EXERCISE DETAILS:
Write out each line beneath this one exactly as it reads.

DATASET RECORDS:
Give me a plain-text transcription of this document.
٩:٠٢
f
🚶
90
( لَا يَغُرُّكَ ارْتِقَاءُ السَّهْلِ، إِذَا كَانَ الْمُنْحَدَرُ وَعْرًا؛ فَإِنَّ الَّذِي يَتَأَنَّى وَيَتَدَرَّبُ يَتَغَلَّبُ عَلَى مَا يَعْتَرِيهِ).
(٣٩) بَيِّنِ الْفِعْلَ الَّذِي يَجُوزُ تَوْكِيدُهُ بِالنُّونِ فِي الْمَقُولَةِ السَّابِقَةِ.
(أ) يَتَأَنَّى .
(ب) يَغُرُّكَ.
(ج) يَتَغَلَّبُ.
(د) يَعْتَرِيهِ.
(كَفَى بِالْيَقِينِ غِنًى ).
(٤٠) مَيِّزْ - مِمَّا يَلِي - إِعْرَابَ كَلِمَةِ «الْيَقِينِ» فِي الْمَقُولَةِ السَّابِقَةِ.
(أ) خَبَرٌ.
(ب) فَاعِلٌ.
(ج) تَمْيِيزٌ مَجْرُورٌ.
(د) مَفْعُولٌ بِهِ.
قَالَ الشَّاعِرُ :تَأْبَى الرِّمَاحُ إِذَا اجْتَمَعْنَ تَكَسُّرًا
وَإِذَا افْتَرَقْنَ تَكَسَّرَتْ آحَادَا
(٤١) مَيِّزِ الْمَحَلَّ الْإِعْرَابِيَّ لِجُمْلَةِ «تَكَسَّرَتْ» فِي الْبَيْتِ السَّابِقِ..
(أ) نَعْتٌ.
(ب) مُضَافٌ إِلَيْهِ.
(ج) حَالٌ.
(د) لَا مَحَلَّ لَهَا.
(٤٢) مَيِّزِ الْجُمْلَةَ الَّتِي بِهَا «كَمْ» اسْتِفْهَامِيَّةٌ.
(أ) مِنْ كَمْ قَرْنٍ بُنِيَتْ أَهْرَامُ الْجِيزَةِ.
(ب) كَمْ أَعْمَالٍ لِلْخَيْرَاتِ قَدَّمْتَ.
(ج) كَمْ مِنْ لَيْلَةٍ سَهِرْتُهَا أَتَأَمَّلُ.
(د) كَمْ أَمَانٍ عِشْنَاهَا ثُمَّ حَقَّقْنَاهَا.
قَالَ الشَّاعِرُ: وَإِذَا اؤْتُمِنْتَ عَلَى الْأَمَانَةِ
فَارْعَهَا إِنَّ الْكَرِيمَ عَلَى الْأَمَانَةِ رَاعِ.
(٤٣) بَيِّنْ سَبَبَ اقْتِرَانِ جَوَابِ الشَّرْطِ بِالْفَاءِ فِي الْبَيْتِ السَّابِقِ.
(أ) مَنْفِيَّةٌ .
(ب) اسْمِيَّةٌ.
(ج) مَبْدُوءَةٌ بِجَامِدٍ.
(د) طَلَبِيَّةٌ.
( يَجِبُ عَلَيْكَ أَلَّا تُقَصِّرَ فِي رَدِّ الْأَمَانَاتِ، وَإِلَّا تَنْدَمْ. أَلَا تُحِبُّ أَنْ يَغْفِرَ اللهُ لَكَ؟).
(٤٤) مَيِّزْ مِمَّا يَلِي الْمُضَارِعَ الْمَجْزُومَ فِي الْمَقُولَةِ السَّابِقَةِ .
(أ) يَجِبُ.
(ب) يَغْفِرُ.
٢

ANSWER:
Give me a plain-text transcription of this document.
٩:٠٢
f
🚶
90
( لَا يَغُرُّكَ ارْتِقَاءُ السَّهْلِ، إِذَا كَانَ الْمُنْحَدَرُ وَعْرًا؛ فَإِنَّ الَّذِي يَتَأَنَّى وَيَتَدَرَّبُ يَتَغَلَّبُ عَلَى مَا يَعْتَرِيهِ).
(٣٩) بَيِّنِ الْفِعْلَ الَّذِي يَجُوزُ تَوْكِيدُهُ بِالنُّونِ فِي الْمَقُولَةِ السَّابِقَةِ.
(أ) يَتَأَنَّى .
(ب) يَغُرُّكَ.
(ج) يَتَغَلَّبُ.
(د) يَعْتَرِيهِ.
(كَفَى بِالْيَقِينِ غِنًى ).
(٤٠) مَيِّزْ - مِمَّا يَلِي - إِعْرَابَ كَلِمَةِ «الْيَقِينِ» فِي الْمَقُولَةِ السَّابِقَةِ.
(أ) خَبَرٌ.
(ب) فَاعِلٌ.
(ج) تَمْيِيزٌ مَجْرُورٌ.
(د) مَفْعُولٌ بِهِ.
قَالَ الشَّاعِرُ :تَأْبَى الرِّمَاحُ إِذَا اجْتَمَعْنَ تَكَسُّرًا
وَإِذَا افْتَرَقْنَ تَكَسَّرَتْ آحَادَا
(٤١) مَيِّزِ الْمَحَلَّ الْإِعْرَابِيَّ لِجُمْلَةِ «تَكَسَّرَتْ» فِي الْبَيْتِ السَّابِقِ..
(أ) نَعْتٌ.
(ب) مُضَافٌ إِلَيْهِ.
(ج) حَالٌ.
(د) لَا مَحَلَّ لَهَا.
(٤٢) مَيِّزِ الْجُمْلَةَ الَّتِي بِهَا «كَمْ» اسْتِفْهَامِيَّةٌ.
(أ) مِنْ كَمْ قَرْنٍ بُنِيَتْ أَهْرَامُ الْجِيزَةِ.
(ب) كَمْ أَعْمَالٍ لِلْخَيْرَاتِ قَدَّمْتَ.
(ج) كَمْ مِنْ لَيْلَةٍ سَهِرْتُهَا أَتَأَمَّلُ.
(د) كَمْ أَمَانٍ عِشْنَاهَا ثُمَّ حَقَّقْنَاهَا.
قَالَ الشَّاعِرُ: وَإِذَا اؤْتُمِنْتَ عَلَى الْأَمَانَةِ
فَارْعَهَا إِنَّ الْكَرِيمَ عَلَى الْأَمَانَةِ رَاعِ.
(٤٣) بَيِّنْ سَبَبَ اقْتِرَانِ جَوَابِ الشَّرْطِ بِالْفَاءِ فِي الْبَيْتِ السَّابِقِ.
(أ) مَنْفِيَّةٌ .
(ب) اسْمِيَّةٌ.
(ج) مَبْدُوءَةٌ بِجَامِدٍ.
(د) طَلَبِيَّةٌ.
( يَجِبُ عَلَيْكَ أَلَّا تُقَصِّرَ فِي رَدِّ الْأَمَانَاتِ، وَإِلَّا تَنْدَمْ. أَلَا تُحِبُّ أَنْ يَغْفِرَ اللهُ لَكَ؟).
(٤٤) مَيِّزْ مِمَّا يَلِي الْمُضَارِعَ الْمَجْزُومَ فِي الْمَقُولَةِ السَّابِقَةِ .
(أ) يَجِبُ.
(ب) يَغْفِرُ.
٢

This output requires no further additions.